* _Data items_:
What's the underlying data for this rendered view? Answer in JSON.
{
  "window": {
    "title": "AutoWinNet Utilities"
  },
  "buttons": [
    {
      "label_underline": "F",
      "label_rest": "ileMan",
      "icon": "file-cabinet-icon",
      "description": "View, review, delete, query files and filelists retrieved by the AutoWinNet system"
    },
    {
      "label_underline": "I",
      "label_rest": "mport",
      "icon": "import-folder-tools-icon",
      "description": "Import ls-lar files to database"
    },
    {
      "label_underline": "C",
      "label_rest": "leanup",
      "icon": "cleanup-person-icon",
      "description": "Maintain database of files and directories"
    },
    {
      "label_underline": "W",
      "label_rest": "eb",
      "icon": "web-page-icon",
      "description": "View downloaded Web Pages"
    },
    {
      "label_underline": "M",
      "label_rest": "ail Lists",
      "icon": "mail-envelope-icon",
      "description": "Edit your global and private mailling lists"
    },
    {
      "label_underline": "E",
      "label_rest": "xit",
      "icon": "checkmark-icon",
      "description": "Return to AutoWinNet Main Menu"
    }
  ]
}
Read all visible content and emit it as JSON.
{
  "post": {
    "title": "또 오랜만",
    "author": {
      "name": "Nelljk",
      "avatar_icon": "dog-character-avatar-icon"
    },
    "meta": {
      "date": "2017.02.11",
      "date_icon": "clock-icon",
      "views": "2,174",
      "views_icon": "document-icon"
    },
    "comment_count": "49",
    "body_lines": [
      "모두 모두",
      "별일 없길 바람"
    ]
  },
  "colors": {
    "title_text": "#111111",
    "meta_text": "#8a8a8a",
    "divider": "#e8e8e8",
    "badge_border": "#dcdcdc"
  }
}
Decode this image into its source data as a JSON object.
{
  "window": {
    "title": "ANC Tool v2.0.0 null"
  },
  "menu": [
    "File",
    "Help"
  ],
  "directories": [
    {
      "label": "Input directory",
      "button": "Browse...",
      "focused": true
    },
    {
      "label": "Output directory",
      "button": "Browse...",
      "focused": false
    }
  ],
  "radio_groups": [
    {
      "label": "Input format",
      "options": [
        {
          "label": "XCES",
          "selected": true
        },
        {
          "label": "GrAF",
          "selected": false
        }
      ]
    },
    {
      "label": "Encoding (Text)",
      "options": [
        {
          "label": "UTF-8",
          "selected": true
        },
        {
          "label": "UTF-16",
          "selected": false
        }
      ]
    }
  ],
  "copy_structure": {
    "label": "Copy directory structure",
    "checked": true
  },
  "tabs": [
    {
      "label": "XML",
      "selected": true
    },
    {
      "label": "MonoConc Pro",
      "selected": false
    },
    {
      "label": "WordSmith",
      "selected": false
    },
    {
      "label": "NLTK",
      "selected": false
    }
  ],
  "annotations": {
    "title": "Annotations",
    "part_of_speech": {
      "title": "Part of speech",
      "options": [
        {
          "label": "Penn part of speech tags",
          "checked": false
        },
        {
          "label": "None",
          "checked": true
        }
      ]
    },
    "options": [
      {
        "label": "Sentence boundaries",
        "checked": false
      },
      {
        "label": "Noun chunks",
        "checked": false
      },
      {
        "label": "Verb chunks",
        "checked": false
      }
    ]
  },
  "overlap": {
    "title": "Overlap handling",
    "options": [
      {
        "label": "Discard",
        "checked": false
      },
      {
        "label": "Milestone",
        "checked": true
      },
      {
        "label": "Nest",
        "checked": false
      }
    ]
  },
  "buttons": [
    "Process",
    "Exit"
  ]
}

* _Direction_:
Reproduce the entries above exactly.

* _Exercise output_:
What's the underlying data for this rendered view? Answer in JSON.
{
  "window": {
    "title": "AutoWinNet Utilities"
  },
  "buttons": [
    {
      "label_underline": "F",
      "label_rest": "ileMan",
      "icon": "file-cabinet-icon",
      "description": "View, review, delete, query files and filelists retrieved by the AutoWinNet system"
    },
    {
      "label_underline": "I",
      "label_rest": "mport",
      "icon": "import-folder-tools-icon",
      "description": "Import ls-lar files to database"
    },
    {
      "label_underline": "C",
      "label_rest": "leanup",
      "icon": "cleanup-person-icon",
      "description": "Maintain database of files and directories"
    },
    {
      "label_underline": "W",
      "label_rest": "eb",
      "icon": "web-page-icon",
      "description": "View downloaded Web Pages"
    },
    {
      "label_underline": "M",
      "label_rest": "ail Lists",
      "icon": "mail-envelope-icon",
      "description": "Edit your global and private mailling lists"
    },
    {
      "label_underline": "E",
      "label_rest": "xit",
      "icon": "checkmark-icon",
      "description": "Return to AutoWinNet Main Menu"
    }
  ]
}
Read all visible content and emit it as JSON.
{
  "post": {
    "title": "또 오랜만",
    "author": {
      "name": "Nelljk",
      "avatar_icon": "dog-character-avatar-icon"
    },
    "meta": {
      "date": "2017.02.11",
      "date_icon": "clock-icon",
      "views": "2,174",
      "views_icon": "document-icon"
    },
    "comment_count": "49",
    "body_lines": [
      "모두 모두",
      "별일 없길 바람"
    ]
  },
  "colors": {
    "title_text": "#111111",
    "meta_text": "#8a8a8a",
    "divider": "#e8e8e8",
    "badge_border": "#dcdcdc"
  }
}
Decode this image into its source data as a JSON object.
{
  "window": {
    "title": "ANC Tool v2.0.0 null"
  },
  "menu": [
    "File",
    "Help"
  ],
  "directories": [
    {
      "label": "Input directory",
      "button": "Browse...",
      "focused": true
    },
    {
      "label": "Output directory",
      "button": "Browse...",
      "focused": false
    }
  ],
  "radio_groups": [
    {
      "label": "Input format",
      "options": [
        {
          "label": "XCES",
          "selected": true
        },
        {
          "label": "GrAF",
          "selected": false
        }
      ]
    },
    {
      "label": "Encoding (Text)",
      "options": [
        {
          "label": "UTF-8",
          "selected": true
        },
        {
          "label": "UTF-16",
          "selected": false
        }
      ]
    }
  ],
  "copy_structure": {
    "label": "Copy directory structure",
    "checked": true
  },
  "tabs": [
    {
      "label": "XML",
      "selected": true
    },
    {
      "label": "MonoConc Pro",
      "selected": false
    },
    {
      "label": "WordSmith",
      "selected": false
    },
    {
      "label": "NLTK",
      "selected": false
    }
  ],
  "annotations": {
    "title": "Annotations",
    "part_of_speech": {
      "title": "Part of speech",
      "options": [
        {
          "label": "Penn part of speech tags",
          "checked": false
        },
        {
          "label": "None",
          "checked": true
        }
      ]
    },
    "options": [
      {
        "label": "Sentence boundaries",
        "checked": false
      },
      {
        "label": "Noun chunks",
        "checked": false
      },
      {
        "label": "Verb chunks",
        "checked": false
      }
    ]
  },
  "overlap": {
    "title": "Overlap handling",
    "options": [
      {
        "label": "Discard",
        "checked": false
      },
      {
        "label": "Milestone",
        "checked": true
      },
      {
        "label": "Nest",
        "checked": false
      }
    ]
  },
  "buttons": [
    "Process",
    "Exit"
  ]
}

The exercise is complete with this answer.